» **WORK TASK**: Copy out each line below verbatim, skipping any picture.

» **SOURCE DATA**:
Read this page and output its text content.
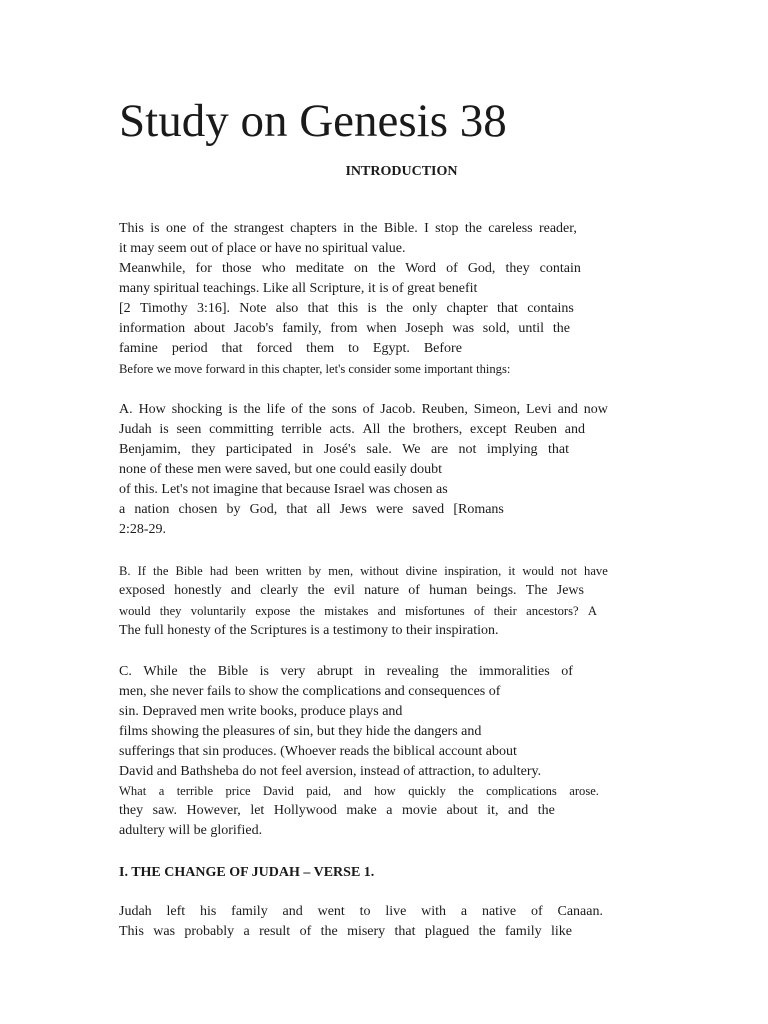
Study on Genesis 38
INTRODUCTION

This is one of the strangest chapters in the Bible. I stop the careless reader,

it may seem out of place or have no spiritual value.

Meanwhile, for those who meditate on the Word of God, they contain

many spiritual teachings. Like all Scripture, it is of great benefit

[2 Timothy 3:16]. Note also that this is the only chapter that contains

information about Jacob's family, from when Joseph was sold, until the

famine period that forced them to Egypt. Before

Before we move forward in this chapter, let's consider some important things:

A. How shocking is the life of the sons of Jacob. Reuben, Simeon, Levi and now

Judah is seen committing terrible acts. All the brothers, except Reuben and

Benjamim, they participated in José's sale. We are not implying that

none of these men were saved, but one could easily doubt

of this. Let's not imagine that because Israel was chosen as

a nation chosen by God, that all Jews were saved [Romans

2:28-29.

B. If the Bible had been written by men, without divine inspiration, it would not have

exposed honestly and clearly the evil nature of human beings. The Jews

would they voluntarily expose the mistakes and misfortunes of their ancestors? A

The full honesty of the Scriptures is a testimony to their inspiration.

C. While the Bible is very abrupt in revealing the immoralities of

men, she never fails to show the complications and consequences of

sin. Depraved men write books, produce plays and

films showing the pleasures of sin, but they hide the dangers and

sufferings that sin produces. (Whoever reads the biblical account about

David and Bathsheba do not feel aversion, instead of attraction, to adultery.

What a terrible price David paid, and how quickly the complications arose.

they saw. However, let Hollywood make a movie about it, and the

adultery will be glorified.

I. THE CHANGE OF JUDAH – VERSE 1.

Judah left his family and went to live with a native of Canaan.

This was probably a result of the misery that plagued the family like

» **RESPONSE TO THIS EXERCISE**:
Read this page and output its text content.
Study on Genesis 38
INTRODUCTION

This is one of the strangest chapters in the Bible. I stop the careless reader,

it may seem out of place or have no spiritual value.

Meanwhile, for those who meditate on the Word of God, they contain

many spiritual teachings. Like all Scripture, it is of great benefit

[2 Timothy 3:16]. Note also that this is the only chapter that contains

information about Jacob's family, from when Joseph was sold, until the

famine period that forced them to Egypt. Before

Before we move forward in this chapter, let's consider some important things:

A. How shocking is the life of the sons of Jacob. Reuben, Simeon, Levi and now

Judah is seen committing terrible acts. All the brothers, except Reuben and

Benjamim, they participated in José's sale. We are not implying that

none of these men were saved, but one could easily doubt

of this. Let's not imagine that because Israel was chosen as

a nation chosen by God, that all Jews were saved [Romans

2:28-29.

B. If the Bible had been written by men, without divine inspiration, it would not have

exposed honestly and clearly the evil nature of human beings. The Jews

would they voluntarily expose the mistakes and misfortunes of their ancestors? A

The full honesty of the Scriptures is a testimony to their inspiration.

C. While the Bible is very abrupt in revealing the immoralities of

men, she never fails to show the complications and consequences of

sin. Depraved men write books, produce plays and

films showing the pleasures of sin, but they hide the dangers and

sufferings that sin produces. (Whoever reads the biblical account about

David and Bathsheba do not feel aversion, instead of attraction, to adultery.

What a terrible price David paid, and how quickly the complications arose.

they saw. However, let Hollywood make a movie about it, and the

adultery will be glorified.

I. THE CHANGE OF JUDAH – VERSE 1.

Judah left his family and went to live with a native of Canaan.

This was probably a result of the misery that plagued the family like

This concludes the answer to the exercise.